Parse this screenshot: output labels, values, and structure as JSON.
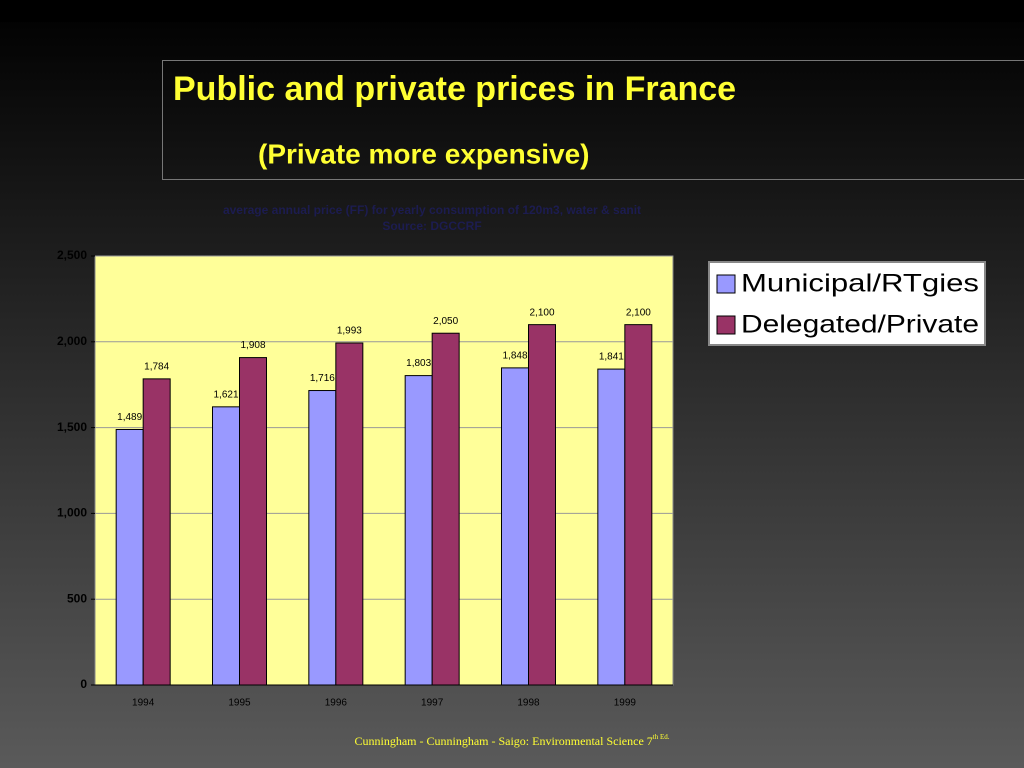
{
  "slide": {
    "title": "Public and private prices in France",
    "subtitle": "(Private more expensive)",
    "footer": "Cunningham - Cunningham - Saigo: Environmental Science 7",
    "footer_sup": "th Ed."
  },
  "chart_data": {
    "type": "bar",
    "title": "average annual price (FF) for yearly consumption of 120m3, water & sanit",
    "subtitle": "Source: DGCCRF",
    "categories": [
      "1994",
      "1995",
      "1996",
      "1997",
      "1998",
      "1999"
    ],
    "series": [
      {
        "name": "Municipal/RTgies",
        "color": "#9999ff",
        "values": [
          1489,
          1621,
          1716,
          1803,
          1848,
          1841
        ],
        "value_labels": [
          "1,489",
          "1,621",
          "1,716",
          "1,803",
          "1,848",
          "1,841"
        ]
      },
      {
        "name": "Delegated/Private",
        "color": "#993366",
        "values": [
          1784,
          1908,
          1993,
          2050,
          2100,
          2100
        ],
        "value_labels": [
          "1,784",
          "1,908",
          "1,993",
          "2,050",
          "2,100",
          "2,100"
        ]
      }
    ],
    "ylim": [
      0,
      2500
    ],
    "yticks": [
      0,
      500,
      {
        "value": 1000,
        "label": "1,000"
      },
      {
        "value": 1500,
        "label": "1,500"
      },
      {
        "value": 2000,
        "label": "2,000"
      },
      {
        "value": 2500,
        "label": "2,500"
      }
    ],
    "grid": true,
    "legend": "right",
    "plot_background": "#ffff99"
  }
}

▶ Problem statement
Repeat the lines above exactly, and keep every picture out.

▶ Output for this exercise
Parse this screenshot: output labels, values, and structure as JSON.
{
  "slide": {
    "title": "Public and private prices in France",
    "subtitle": "(Private more expensive)",
    "footer": "Cunningham - Cunningham - Saigo: Environmental Science 7",
    "footer_sup": "th Ed."
  },
  "chart_data": {
    "type": "bar",
    "title": "average annual price (FF) for yearly consumption of 120m3, water & sanit",
    "subtitle": "Source: DGCCRF",
    "categories": [
      "1994",
      "1995",
      "1996",
      "1997",
      "1998",
      "1999"
    ],
    "series": [
      {
        "name": "Municipal/RTgies",
        "color": "#9999ff",
        "values": [
          1489,
          1621,
          1716,
          1803,
          1848,
          1841
        ],
        "value_labels": [
          "1,489",
          "1,621",
          "1,716",
          "1,803",
          "1,848",
          "1,841"
        ]
      },
      {
        "name": "Delegated/Private",
        "color": "#993366",
        "values": [
          1784,
          1908,
          1993,
          2050,
          2100,
          2100
        ],
        "value_labels": [
          "1,784",
          "1,908",
          "1,993",
          "2,050",
          "2,100",
          "2,100"
        ]
      }
    ],
    "ylim": [
      0,
      2500
    ],
    "yticks": [
      0,
      500,
      {
        "value": 1000,
        "label": "1,000"
      },
      {
        "value": 1500,
        "label": "1,500"
      },
      {
        "value": 2000,
        "label": "2,000"
      },
      {
        "value": 2500,
        "label": "2,500"
      }
    ],
    "grid": true,
    "legend": "right",
    "plot_background": "#ffff99"
  }
}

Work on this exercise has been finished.